Stored entries
---*---
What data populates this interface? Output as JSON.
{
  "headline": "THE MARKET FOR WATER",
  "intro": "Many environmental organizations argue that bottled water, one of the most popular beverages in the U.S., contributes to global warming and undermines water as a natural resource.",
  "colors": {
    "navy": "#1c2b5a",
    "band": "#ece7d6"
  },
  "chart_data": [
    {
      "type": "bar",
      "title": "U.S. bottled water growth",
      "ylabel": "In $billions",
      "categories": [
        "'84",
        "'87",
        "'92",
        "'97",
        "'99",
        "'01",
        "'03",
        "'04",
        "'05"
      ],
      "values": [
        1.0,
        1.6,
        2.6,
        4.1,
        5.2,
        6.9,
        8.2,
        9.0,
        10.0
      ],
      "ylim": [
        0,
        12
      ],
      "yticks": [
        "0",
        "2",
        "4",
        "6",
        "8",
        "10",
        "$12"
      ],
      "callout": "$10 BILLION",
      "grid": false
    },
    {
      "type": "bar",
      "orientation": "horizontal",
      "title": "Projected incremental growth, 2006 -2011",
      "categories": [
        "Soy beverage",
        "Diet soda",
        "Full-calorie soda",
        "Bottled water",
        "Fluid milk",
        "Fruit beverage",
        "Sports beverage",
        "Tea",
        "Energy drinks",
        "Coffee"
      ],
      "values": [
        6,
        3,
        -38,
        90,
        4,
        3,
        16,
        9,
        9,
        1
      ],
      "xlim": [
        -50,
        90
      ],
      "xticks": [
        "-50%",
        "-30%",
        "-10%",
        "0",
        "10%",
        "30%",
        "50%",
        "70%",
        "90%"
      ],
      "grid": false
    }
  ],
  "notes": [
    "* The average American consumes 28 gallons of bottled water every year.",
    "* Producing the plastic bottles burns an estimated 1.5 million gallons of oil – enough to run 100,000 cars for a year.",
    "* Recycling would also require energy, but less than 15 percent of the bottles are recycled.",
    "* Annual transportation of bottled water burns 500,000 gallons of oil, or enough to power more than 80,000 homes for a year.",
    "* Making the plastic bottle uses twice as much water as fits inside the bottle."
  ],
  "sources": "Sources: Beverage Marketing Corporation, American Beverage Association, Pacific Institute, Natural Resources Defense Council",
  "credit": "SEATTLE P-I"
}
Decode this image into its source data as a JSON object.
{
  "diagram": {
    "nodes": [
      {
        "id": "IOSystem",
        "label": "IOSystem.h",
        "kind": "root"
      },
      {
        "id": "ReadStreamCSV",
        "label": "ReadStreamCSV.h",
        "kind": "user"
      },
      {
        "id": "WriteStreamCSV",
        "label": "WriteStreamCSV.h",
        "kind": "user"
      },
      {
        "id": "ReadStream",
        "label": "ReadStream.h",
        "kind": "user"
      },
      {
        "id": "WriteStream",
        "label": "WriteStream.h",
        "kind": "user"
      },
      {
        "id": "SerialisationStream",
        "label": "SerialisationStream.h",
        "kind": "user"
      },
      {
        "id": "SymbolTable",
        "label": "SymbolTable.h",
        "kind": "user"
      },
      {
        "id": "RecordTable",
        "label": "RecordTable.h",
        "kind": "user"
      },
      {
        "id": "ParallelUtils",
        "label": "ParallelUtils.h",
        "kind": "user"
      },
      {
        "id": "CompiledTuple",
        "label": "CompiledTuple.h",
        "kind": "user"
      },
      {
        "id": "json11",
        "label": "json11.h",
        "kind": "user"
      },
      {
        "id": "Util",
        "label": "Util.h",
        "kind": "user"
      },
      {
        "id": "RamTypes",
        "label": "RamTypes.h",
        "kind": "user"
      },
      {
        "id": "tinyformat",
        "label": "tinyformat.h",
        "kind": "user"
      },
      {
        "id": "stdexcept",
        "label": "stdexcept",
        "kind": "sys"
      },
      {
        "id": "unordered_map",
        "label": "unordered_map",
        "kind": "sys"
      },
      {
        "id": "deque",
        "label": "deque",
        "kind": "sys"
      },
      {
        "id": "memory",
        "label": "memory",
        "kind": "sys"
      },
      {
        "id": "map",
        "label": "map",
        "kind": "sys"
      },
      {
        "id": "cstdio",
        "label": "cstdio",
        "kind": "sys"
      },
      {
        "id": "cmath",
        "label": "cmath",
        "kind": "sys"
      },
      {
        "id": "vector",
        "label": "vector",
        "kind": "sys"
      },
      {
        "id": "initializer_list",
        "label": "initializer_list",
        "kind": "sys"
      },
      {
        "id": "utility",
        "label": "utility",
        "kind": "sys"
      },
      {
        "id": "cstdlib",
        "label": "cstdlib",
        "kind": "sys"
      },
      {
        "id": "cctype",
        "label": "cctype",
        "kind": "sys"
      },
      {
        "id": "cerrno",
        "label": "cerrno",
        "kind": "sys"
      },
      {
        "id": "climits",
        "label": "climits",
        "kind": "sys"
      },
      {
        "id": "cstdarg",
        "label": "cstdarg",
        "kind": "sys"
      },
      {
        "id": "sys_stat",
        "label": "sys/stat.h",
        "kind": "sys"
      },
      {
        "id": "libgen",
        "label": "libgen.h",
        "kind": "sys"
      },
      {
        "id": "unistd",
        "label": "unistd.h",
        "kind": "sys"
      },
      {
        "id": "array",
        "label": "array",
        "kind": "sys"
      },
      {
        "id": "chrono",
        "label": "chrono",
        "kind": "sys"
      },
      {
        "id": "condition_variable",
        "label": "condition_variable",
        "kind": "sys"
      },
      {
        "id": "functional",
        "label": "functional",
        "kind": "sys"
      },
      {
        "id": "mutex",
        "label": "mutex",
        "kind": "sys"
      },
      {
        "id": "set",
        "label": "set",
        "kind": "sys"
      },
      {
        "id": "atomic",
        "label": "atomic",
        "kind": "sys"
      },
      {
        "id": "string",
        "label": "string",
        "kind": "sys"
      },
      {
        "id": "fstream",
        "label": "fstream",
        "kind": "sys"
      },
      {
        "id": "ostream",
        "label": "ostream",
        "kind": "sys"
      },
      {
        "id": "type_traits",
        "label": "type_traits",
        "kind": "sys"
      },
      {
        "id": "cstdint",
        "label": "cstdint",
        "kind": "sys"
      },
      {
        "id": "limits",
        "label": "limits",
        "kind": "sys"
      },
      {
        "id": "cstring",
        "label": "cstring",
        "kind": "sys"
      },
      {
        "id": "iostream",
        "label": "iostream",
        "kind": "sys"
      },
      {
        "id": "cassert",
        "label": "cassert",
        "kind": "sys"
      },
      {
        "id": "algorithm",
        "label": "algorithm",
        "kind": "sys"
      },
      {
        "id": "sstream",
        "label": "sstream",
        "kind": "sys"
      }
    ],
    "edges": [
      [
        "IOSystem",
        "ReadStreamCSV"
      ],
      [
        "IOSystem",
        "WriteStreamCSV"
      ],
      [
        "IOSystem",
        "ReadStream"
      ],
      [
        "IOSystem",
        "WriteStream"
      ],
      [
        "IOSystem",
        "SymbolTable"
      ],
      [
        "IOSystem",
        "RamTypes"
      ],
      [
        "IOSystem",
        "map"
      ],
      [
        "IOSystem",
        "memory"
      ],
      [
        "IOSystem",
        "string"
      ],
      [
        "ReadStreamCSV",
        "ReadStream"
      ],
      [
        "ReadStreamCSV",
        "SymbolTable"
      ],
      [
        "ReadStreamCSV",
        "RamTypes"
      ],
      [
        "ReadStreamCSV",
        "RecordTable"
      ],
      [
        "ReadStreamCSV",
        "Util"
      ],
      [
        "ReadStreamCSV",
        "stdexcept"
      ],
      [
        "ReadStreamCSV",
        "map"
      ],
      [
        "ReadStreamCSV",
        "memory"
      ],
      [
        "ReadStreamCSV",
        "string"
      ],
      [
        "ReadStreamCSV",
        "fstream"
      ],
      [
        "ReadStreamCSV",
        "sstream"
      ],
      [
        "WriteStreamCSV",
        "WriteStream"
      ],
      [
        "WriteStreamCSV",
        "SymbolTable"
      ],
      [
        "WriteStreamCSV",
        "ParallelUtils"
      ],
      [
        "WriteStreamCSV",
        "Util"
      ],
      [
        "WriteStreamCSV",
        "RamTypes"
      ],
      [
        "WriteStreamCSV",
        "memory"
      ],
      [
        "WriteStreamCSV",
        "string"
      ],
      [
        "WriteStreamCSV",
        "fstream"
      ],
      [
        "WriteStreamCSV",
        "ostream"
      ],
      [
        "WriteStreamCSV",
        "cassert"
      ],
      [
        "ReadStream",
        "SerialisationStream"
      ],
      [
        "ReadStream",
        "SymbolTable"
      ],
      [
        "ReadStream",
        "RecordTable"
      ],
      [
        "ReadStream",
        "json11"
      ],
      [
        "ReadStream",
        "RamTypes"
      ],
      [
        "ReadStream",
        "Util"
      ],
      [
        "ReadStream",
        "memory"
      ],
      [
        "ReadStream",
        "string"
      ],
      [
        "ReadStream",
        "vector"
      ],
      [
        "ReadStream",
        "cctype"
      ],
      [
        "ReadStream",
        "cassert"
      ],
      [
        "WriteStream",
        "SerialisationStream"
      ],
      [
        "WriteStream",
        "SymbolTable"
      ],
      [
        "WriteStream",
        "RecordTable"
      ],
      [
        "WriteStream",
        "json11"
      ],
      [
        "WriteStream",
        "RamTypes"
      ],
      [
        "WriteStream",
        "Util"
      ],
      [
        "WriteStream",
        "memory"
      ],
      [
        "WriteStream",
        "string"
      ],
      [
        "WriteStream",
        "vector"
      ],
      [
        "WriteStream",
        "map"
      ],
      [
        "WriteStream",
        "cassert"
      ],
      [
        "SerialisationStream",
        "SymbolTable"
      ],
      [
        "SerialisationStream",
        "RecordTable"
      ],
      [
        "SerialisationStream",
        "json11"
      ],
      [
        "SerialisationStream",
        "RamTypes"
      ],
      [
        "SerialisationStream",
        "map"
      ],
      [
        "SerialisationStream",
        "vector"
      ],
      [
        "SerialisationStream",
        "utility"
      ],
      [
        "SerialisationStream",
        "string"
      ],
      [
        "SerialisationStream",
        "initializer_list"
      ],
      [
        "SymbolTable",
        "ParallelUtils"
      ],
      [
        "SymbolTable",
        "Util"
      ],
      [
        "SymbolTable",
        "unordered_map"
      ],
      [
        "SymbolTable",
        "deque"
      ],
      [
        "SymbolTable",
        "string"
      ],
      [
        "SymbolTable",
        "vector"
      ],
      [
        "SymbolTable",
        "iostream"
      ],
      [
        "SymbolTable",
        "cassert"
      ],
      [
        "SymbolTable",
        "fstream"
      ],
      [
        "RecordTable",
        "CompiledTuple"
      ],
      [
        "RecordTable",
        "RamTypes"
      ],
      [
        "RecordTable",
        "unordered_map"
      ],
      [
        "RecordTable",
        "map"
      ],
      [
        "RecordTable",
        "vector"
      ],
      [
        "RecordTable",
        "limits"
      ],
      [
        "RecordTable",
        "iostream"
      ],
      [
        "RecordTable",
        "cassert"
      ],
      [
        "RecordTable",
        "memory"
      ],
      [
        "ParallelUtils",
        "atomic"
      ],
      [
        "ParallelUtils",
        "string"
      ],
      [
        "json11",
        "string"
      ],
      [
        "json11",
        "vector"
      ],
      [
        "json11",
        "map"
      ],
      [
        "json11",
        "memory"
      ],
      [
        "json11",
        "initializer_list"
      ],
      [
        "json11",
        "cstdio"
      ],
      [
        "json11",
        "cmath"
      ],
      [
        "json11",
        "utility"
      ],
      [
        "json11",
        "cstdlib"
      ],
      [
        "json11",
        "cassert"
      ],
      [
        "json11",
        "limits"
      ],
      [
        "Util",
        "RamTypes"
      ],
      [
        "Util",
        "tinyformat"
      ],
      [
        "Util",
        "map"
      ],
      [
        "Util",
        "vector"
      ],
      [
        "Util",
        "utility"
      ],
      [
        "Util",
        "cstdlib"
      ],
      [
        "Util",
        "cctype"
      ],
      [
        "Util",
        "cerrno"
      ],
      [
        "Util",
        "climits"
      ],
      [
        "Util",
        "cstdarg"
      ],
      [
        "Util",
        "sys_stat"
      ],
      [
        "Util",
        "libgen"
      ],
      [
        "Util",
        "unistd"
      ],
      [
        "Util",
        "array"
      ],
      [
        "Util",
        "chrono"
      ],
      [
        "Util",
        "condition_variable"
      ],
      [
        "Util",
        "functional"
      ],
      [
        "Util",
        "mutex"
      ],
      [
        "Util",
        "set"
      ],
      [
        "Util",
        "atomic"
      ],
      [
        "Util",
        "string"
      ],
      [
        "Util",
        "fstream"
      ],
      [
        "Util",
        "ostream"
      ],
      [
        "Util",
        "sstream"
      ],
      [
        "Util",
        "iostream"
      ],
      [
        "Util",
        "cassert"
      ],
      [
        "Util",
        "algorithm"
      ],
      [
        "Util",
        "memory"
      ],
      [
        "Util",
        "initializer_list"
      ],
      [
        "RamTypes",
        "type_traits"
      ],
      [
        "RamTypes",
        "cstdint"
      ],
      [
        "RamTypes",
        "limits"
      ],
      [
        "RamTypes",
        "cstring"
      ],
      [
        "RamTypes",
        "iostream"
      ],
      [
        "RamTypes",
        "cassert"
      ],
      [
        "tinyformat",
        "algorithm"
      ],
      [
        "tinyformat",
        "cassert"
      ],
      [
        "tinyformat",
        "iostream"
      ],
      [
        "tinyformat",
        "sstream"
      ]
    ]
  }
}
---*---
[TASK TO CARRY OUT]
Scan the material and collect every line that contains "cstdlib".

[ANSWER TO THE PROBLEM]
        "id": "cstdlib",
        "label": "cstdlib",
        "cstdlib"
        "cstdlib"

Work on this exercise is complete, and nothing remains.